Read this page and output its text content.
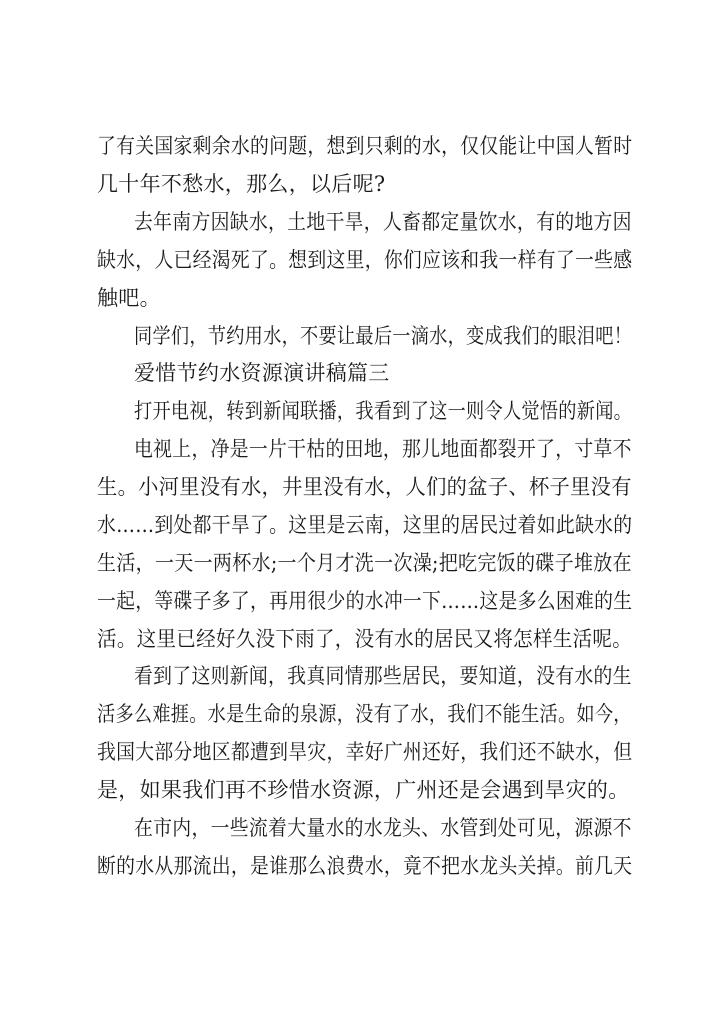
了有关国家剩余水的问题，想到只剩的水，仅仅能让中国人暂时

几十年不愁水，那么，以后呢?

去年南方因缺水，土地干旱，人畜都定量饮水，有的地方因

缺水，人已经渴死了。想到这里，你们应该和我一样有了一些感

触吧。

同学们，节约用水，不要让最后一滴水，变成我们的眼泪吧！

爱惜节约水资源演讲稿篇三

打开电视，转到新闻联播，我看到了这一则令人觉悟的新闻。

电视上，净是一片干枯的田地，那儿地面都裂开了，寸草不

生。小河里没有水，井里没有水，人们的盆子、杯子里没有

水……到处都干旱了。这里是云南，这里的居民过着如此缺水的

生活，一天一两杯水;一个月才洗一次澡;把吃完饭的碟子堆放在

一起，等碟子多了，再用很少的水冲一下……这是多么困难的生

活。这里已经好久没下雨了，没有水的居民又将怎样生活呢。

看到了这则新闻，我真同情那些居民，要知道，没有水的生

活多么难捱。水是生命的泉源，没有了水，我们不能生活。如今，

我国大部分地区都遭到旱灾，幸好广州还好，我们还不缺水，但

是，如果我们再不珍惜水资源，广州还是会遇到旱灾的。

在市内，一些流着大量水的水龙头、水管到处可见，源源不

断的水从那流出，是谁那么浪费水，竟不把水龙头关掉。前几天
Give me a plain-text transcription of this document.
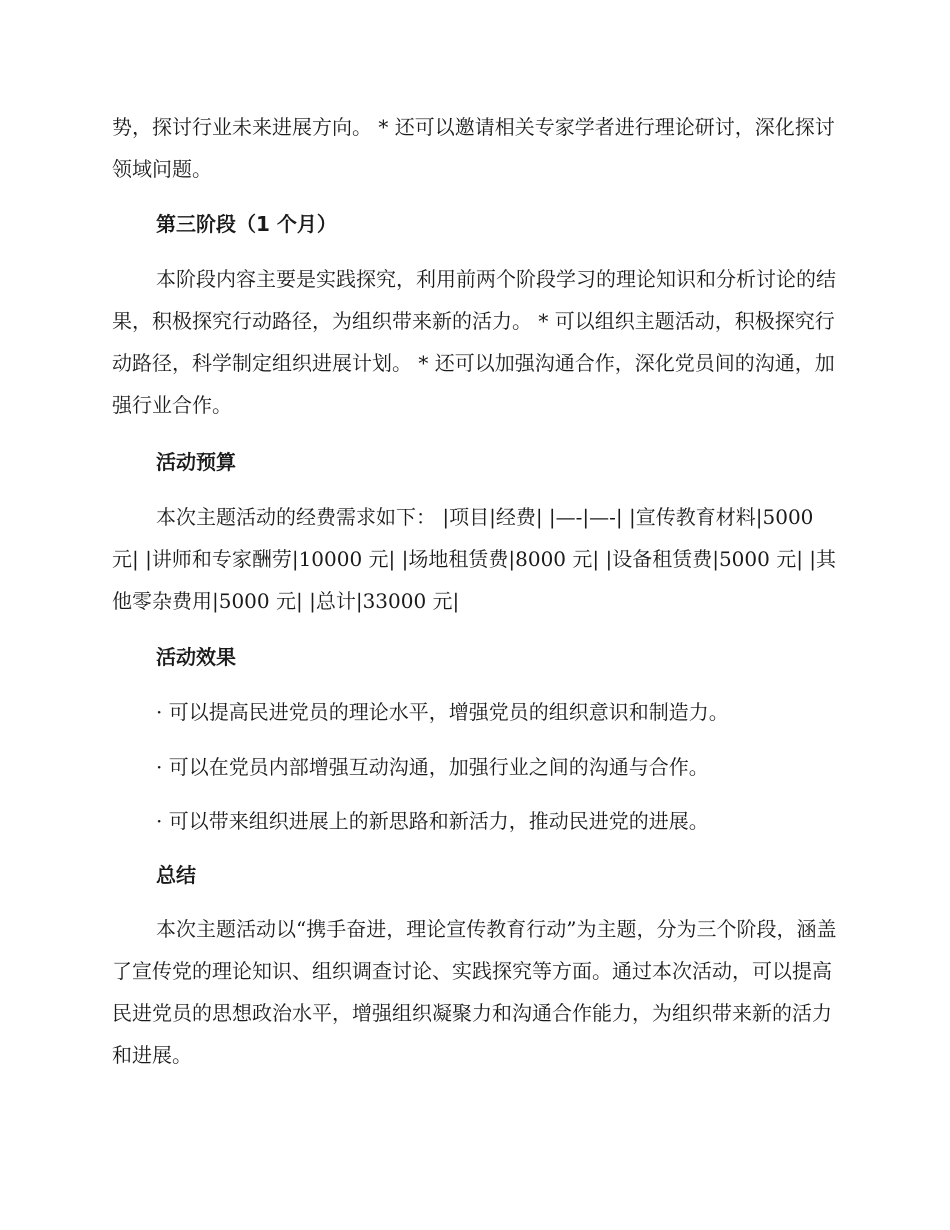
势，探讨行业未来进展方向。 * 还可以邀请相关专家学者进行理论研讨，深化探讨领域问题。

第三阶段（1 个月）

本阶段内容主要是实践探究，利用前两个阶段学习的理论知识和分析讨论的结果，积极探究行动路径，为组织带来新的活力。 * 可以组织主题活动，积极探究行动路径，科学制定组织进展计划。 * 还可以加强沟通合作，深化党员间的沟通，加强行业合作。

活动预算

本次主题活动的经费需求如下： |项目|经费| |—-|—-| |宣传教育材料|5000 元| |讲师和专家酬劳|10000 元| |场地租赁费|8000 元| |设备租赁费|5000 元| |其他零杂费用|5000 元| |总计|33000 元|

活动效果

· 可以提高民进党员的理论水平，增强党员的组织意识和制造力。

· 可以在党员内部增强互动沟通，加强行业之间的沟通与合作。

· 可以带来组织进展上的新思路和新活力，推动民进党的进展。

总结

本次主题活动以“携手奋进，理论宣传教育行动”为主题，分为三个阶段，涵盖了宣传党的理论知识、组织调查讨论、实践探究等方面。通过本次活动，可以提高民进党员的思想政治水平，增强组织凝聚力和沟通合作能力，为组织带来新的活力和进展。
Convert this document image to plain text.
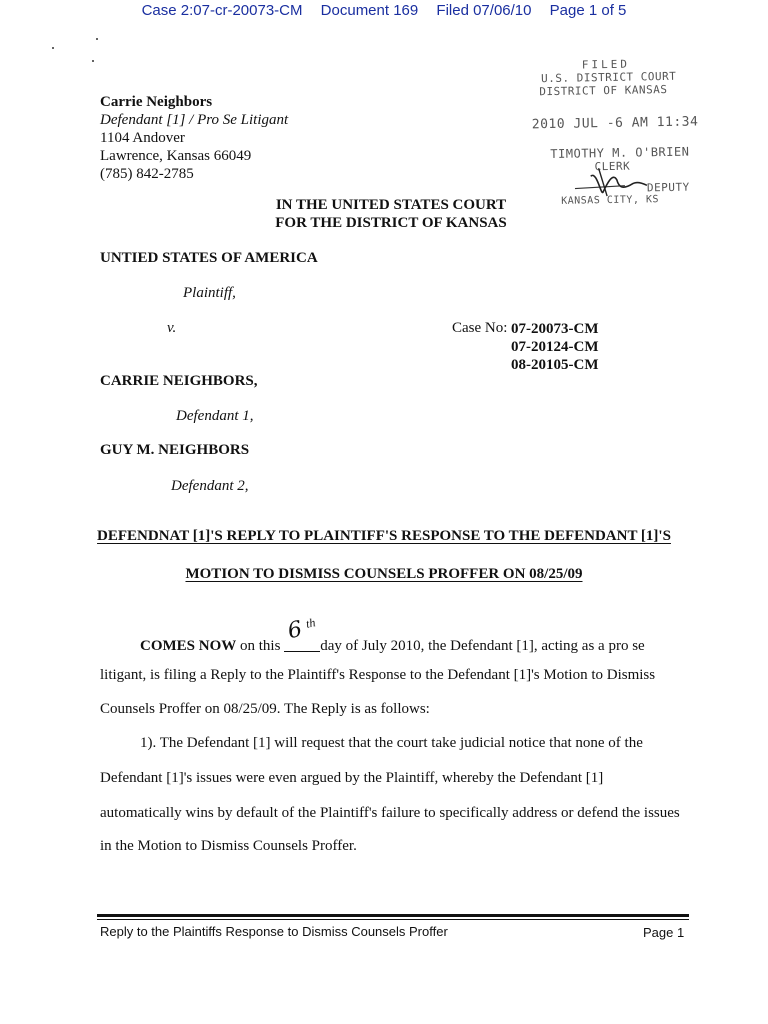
Case 2:07-cr-20073-CM Document 169 Filed 07/06/10 Page 1 of 5
Carrie Neighbors
Defendant [1] / Pro Se Litigant
1104 Andover
Lawrence, Kansas 66049
(785) 842-2785
FILED
U.S. DISTRICT COURT
DISTRICT OF KANSAS
2010 JUL -6 AM 11:34
TIMOTHY M. O'BRIEN
CLERK
DEPUTY
KANSAS CITY, KS
IN THE UNITED STATES COURT
FOR THE DISTRICT OF KANSAS
UNTIED STATES OF AMERICA
Plaintiff,
v.	Case No: 07-20073-CM
07-20124-CM
08-20105-CM
CARRIE NEIGHBORS,
Defendant 1,
GUY M. NEIGHBORS
Defendant 2,
DEFENDNAT [1]'S REPLY TO PLAINTIFF'S RESPONSE TO THE DEFENDANT [1]'S
MOTION TO DISMISS COUNSELS PROFFER ON 08/25/09
COMES NOW on this
6 th
day of July 2010, the Defendant [1], acting as a pro se
litigant, is filing a Reply to the Plaintiff's Response to the Defendant [1]'s Motion to Dismiss
Counsels Proffer on 08/25/09. The Reply is as follows:
1). The Defendant [1] will request that the court take judicial notice that none of the
Defendant [1]'s issues were even argued by the Plaintiff, whereby the Defendant [1]
automatically wins by default of the Plaintiff's failure to specifically address or defend the issues
in the Motion to Dismiss Counsels Proffer.
Reply to the Plaintiffs Response to Dismiss Counsels Proffer	Page 1
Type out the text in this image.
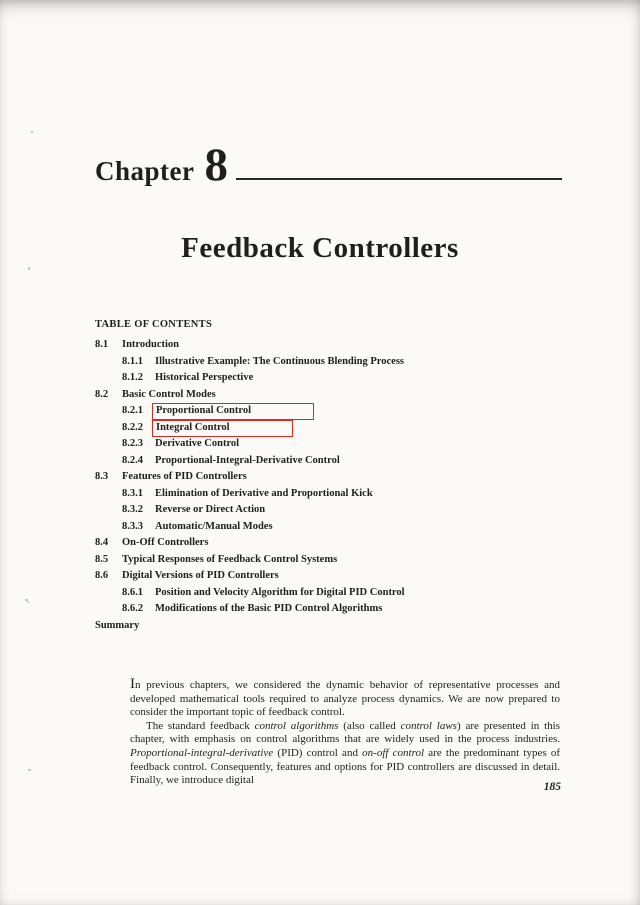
Chapter 8
Feedback Controllers
TABLE OF CONTENTS
8.1 Introduction
8.1.1 Illustrative Example: The Continuous Blending Process
8.1.2 Historical Perspective
8.2 Basic Control Modes
8.2.1 Proportional Control
8.2.2 Integral Control
8.2.3 Derivative Control
8.2.4 Proportional-Integral-Derivative Control
8.3 Features of PID Controllers
8.3.1 Elimination of Derivative and Proportional Kick
8.3.2 Reverse or Direct Action
8.3.3 Automatic/Manual Modes
8.4 On-Off Controllers
8.5 Typical Responses of Feedback Control Systems
8.6 Digital Versions of PID Controllers
8.6.1 Position and Velocity Algorithm for Digital PID Control
8.6.2 Modifications of the Basic PID Control Algorithms
Summary

In previous chapters, we considered the dynamic behavior of representative processes and developed mathematical tools required to analyze process dynamics. We are now prepared to consider the important topic of feedback control.

The standard feedback control algorithms (also called control laws) are presented in this chapter, with emphasis on control algorithms that are widely used in the process industries. Proportional-integral-derivative (PID) control and on-off control are the predominant types of feedback control. Consequently, features and options for PID controllers are discussed in detail. Finally, we introduce digital

185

+++

WRITTEN PROBLEM: Copy the final stretch of lines, starting at the one that holds "Type out the text in this image." and ending at the last line of the data, exactly; omit pictures.

RESULT:
Type out the text in this image.
Chapter 8
Feedback Controllers
TABLE OF CONTENTS
8.1 Introduction
8.1.1 Illustrative Example: The Continuous Blending Process
8.1.2 Historical Perspective
8.2 Basic Control Modes
8.2.1 Proportional Control
8.2.2 Integral Control
8.2.3 Derivative Control
8.2.4 Proportional-Integral-Derivative Control
8.3 Features of PID Controllers
8.3.1 Elimination of Derivative and Proportional Kick
8.3.2 Reverse or Direct Action
8.3.3 Automatic/Manual Modes
8.4 On-Off Controllers
8.5 Typical Responses of Feedback Control Systems
8.6 Digital Versions of PID Controllers
8.6.1 Position and Velocity Algorithm for Digital PID Control
8.6.2 Modifications of the Basic PID Control Algorithms
Summary

In previous chapters, we considered the dynamic behavior of representative processes and developed mathematical tools required to analyze process dynamics. We are now prepared to consider the important topic of feedback control.

The standard feedback control algorithms (also called control laws) are presented in this chapter, with emphasis on control algorithms that are widely used in the process industries. Proportional-integral-derivative (PID) control and on-off control are the predominant types of feedback control. Consequently, features and options for PID controllers are discussed in detail. Finally, we introduce digital

185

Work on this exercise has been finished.